------ Records supplied ------

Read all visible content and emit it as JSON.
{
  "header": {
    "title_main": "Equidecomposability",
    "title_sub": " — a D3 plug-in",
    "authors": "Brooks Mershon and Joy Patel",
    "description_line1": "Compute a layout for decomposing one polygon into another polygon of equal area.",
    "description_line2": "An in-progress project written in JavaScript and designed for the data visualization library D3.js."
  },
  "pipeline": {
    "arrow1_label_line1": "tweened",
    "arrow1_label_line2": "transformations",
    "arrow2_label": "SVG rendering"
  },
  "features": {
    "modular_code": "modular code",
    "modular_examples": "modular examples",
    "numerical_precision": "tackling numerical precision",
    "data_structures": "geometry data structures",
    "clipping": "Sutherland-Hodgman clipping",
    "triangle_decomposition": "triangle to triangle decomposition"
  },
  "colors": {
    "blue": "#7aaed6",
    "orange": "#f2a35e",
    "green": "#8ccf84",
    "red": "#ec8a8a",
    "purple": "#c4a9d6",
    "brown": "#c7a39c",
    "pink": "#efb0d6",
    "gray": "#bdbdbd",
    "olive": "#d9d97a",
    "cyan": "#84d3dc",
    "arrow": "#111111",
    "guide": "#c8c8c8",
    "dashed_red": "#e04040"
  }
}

------

■ What you have to do ■
Transcribe all the entries, keeping each one exactly as it is.

■ Full answer ■
Read all visible content and emit it as JSON.
{
  "header": {
    "title_main": "Equidecomposability",
    "title_sub": " — a D3 plug-in",
    "authors": "Brooks Mershon and Joy Patel",
    "description_line1": "Compute a layout for decomposing one polygon into another polygon of equal area.",
    "description_line2": "An in-progress project written in JavaScript and designed for the data visualization library D3.js."
  },
  "pipeline": {
    "arrow1_label_line1": "tweened",
    "arrow1_label_line2": "transformations",
    "arrow2_label": "SVG rendering"
  },
  "features": {
    "modular_code": "modular code",
    "modular_examples": "modular examples",
    "numerical_precision": "tackling numerical precision",
    "data_structures": "geometry data structures",
    "clipping": "Sutherland-Hodgman clipping",
    "triangle_decomposition": "triangle to triangle decomposition"
  },
  "colors": {
    "blue": "#7aaed6",
    "orange": "#f2a35e",
    "green": "#8ccf84",
    "red": "#ec8a8a",
    "purple": "#c4a9d6",
    "brown": "#c7a39c",
    "pink": "#efb0d6",
    "gray": "#bdbdbd",
    "olive": "#d9d97a",
    "cyan": "#84d3dc",
    "arrow": "#111111",
    "guide": "#c8c8c8",
    "dashed_red": "#e04040"
  }
}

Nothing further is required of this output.